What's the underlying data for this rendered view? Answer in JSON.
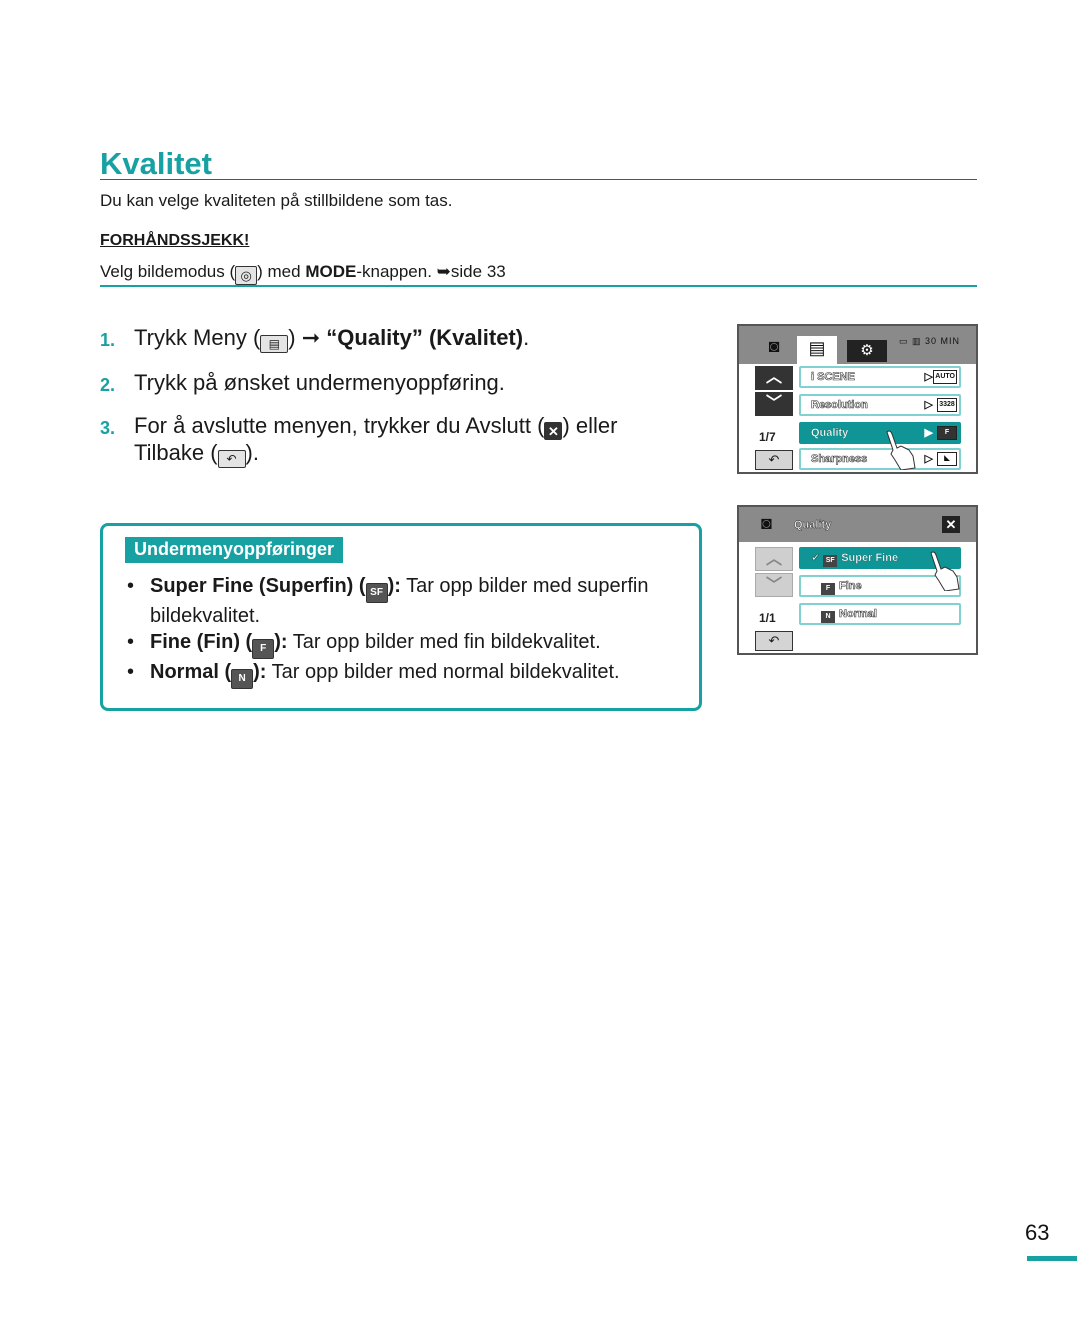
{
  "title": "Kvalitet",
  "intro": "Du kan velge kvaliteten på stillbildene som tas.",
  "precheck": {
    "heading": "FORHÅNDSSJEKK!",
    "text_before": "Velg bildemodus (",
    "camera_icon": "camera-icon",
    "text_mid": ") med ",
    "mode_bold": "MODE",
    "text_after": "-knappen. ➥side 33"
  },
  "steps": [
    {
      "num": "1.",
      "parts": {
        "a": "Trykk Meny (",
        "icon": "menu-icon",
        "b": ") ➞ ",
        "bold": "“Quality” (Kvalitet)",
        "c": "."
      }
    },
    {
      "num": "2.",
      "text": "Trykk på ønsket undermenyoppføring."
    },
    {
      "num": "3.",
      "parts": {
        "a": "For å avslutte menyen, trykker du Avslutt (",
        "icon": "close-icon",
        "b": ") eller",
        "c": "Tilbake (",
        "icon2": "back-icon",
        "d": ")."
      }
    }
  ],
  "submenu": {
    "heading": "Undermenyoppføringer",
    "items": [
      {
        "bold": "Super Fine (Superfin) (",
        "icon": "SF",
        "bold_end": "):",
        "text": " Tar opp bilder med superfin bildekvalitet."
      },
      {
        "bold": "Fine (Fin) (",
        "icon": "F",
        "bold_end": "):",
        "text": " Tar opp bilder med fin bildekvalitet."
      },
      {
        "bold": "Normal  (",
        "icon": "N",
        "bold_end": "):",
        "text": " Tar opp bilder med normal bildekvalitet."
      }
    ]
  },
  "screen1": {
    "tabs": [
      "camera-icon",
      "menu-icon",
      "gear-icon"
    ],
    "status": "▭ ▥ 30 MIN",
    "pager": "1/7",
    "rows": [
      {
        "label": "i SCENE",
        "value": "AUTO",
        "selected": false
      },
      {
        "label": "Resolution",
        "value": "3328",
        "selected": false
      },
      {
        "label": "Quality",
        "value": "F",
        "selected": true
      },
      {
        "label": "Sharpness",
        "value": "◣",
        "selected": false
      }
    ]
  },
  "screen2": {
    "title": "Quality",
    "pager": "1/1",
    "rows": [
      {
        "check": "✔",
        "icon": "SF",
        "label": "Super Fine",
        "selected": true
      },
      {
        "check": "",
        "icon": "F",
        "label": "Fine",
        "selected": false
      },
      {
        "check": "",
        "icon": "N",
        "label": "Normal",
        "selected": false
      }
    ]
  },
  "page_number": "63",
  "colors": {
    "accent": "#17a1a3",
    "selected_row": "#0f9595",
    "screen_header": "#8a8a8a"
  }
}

_ _ _ _ _

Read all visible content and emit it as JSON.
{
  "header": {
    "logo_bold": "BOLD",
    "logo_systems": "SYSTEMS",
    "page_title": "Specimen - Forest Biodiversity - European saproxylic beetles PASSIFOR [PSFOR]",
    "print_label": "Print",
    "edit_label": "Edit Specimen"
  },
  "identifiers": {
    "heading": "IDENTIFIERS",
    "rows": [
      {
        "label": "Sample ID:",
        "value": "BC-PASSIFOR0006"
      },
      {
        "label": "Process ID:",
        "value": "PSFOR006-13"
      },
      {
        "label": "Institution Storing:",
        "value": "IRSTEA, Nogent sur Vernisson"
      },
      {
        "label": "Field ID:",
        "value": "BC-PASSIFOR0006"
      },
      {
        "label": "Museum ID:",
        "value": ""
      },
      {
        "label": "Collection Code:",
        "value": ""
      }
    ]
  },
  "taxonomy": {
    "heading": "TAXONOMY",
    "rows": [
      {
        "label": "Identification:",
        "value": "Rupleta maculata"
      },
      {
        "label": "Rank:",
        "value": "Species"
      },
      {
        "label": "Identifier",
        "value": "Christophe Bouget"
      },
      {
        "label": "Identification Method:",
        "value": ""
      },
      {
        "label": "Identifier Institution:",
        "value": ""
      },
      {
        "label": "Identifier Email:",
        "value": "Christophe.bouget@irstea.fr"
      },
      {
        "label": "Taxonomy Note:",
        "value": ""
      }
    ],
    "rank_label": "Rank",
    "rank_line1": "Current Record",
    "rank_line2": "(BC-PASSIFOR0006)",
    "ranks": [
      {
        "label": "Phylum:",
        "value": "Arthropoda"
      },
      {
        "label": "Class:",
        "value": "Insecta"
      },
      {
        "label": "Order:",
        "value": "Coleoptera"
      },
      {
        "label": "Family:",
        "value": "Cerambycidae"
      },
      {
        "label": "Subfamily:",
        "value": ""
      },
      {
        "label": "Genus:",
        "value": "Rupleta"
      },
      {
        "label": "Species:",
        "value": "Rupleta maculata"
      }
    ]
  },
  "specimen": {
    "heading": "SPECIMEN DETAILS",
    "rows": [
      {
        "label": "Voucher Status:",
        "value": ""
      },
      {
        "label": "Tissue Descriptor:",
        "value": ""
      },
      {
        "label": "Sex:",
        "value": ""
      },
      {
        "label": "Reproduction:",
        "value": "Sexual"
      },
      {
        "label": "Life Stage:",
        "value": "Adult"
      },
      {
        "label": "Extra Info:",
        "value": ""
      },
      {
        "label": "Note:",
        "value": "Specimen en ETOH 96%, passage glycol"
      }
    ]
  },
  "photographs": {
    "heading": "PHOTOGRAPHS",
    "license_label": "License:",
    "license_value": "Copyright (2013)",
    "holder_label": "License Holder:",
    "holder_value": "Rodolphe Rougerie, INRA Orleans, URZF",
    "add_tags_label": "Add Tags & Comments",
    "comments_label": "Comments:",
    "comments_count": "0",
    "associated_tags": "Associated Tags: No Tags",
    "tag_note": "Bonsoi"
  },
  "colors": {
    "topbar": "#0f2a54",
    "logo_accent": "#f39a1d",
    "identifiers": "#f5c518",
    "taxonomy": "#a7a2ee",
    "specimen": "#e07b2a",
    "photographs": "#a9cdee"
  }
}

_ _ _ _ _

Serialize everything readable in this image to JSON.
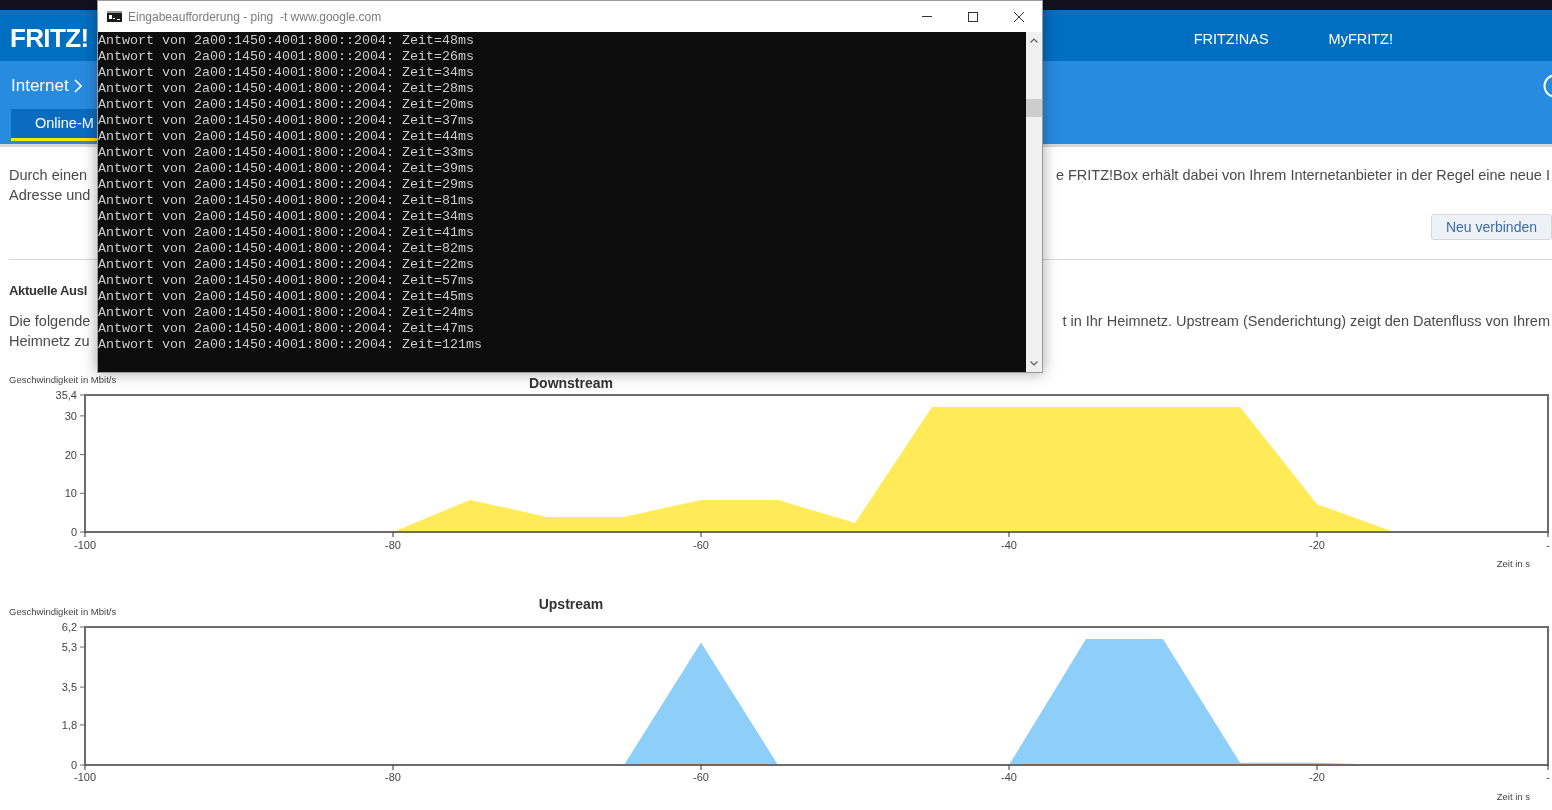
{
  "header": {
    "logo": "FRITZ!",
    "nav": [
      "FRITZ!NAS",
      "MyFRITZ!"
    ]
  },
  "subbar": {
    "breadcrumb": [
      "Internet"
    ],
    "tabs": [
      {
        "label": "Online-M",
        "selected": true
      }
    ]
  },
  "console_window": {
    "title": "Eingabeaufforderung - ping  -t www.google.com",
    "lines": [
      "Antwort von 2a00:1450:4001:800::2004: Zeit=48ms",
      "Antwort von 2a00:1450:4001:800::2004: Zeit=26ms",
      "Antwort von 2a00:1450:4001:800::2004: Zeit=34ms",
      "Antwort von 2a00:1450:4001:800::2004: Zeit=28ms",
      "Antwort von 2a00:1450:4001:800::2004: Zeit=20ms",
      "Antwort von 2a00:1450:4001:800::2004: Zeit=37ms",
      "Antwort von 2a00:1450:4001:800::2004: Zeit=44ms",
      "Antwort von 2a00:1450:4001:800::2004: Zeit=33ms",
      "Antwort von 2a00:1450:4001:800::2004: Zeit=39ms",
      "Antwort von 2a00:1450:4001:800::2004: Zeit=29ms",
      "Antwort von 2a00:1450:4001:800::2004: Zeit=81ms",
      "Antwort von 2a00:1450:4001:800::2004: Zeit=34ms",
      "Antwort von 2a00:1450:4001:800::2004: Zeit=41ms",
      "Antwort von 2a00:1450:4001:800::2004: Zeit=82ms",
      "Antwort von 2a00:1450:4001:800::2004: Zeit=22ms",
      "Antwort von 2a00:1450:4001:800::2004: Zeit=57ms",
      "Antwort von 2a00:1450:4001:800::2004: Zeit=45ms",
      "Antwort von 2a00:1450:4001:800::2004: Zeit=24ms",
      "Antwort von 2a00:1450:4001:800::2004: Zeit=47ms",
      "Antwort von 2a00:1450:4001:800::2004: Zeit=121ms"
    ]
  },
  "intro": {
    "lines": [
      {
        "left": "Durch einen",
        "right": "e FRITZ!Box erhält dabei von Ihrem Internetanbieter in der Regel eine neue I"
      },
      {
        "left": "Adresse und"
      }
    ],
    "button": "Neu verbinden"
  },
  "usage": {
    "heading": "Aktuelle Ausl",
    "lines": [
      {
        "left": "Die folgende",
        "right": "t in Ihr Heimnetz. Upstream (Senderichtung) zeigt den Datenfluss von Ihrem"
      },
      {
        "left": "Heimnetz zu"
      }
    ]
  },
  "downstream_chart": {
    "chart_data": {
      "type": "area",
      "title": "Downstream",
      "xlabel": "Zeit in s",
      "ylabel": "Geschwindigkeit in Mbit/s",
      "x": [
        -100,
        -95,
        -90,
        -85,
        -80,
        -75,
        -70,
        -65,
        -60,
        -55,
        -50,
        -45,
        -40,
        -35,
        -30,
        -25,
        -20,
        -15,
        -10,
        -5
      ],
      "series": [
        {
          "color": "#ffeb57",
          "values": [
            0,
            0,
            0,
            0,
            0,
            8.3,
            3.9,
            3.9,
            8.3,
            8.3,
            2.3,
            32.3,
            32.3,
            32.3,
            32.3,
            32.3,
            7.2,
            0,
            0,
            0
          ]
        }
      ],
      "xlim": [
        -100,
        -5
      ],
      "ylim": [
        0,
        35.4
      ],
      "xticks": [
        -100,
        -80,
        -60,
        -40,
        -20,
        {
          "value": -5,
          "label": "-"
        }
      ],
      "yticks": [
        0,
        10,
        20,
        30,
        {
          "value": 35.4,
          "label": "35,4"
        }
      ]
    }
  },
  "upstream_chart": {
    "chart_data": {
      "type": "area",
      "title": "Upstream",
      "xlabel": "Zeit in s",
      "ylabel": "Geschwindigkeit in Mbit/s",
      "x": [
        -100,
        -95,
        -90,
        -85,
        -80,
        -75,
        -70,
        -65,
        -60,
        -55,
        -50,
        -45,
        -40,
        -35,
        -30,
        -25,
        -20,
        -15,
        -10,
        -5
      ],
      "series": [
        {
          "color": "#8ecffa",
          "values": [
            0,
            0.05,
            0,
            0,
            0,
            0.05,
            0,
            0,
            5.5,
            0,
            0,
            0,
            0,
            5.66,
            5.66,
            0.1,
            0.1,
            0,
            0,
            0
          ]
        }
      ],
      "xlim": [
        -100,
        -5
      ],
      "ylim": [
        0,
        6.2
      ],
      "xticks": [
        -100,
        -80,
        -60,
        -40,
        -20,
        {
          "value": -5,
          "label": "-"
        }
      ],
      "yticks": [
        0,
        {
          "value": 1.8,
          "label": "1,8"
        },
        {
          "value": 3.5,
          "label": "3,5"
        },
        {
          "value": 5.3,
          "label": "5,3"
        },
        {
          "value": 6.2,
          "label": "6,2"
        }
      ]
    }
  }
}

_ _ _ _ _

Show every line that contains the word "intro".

  "intro": "Du kan velge kvaliteten på stillbildene som tas.",
  "intro": {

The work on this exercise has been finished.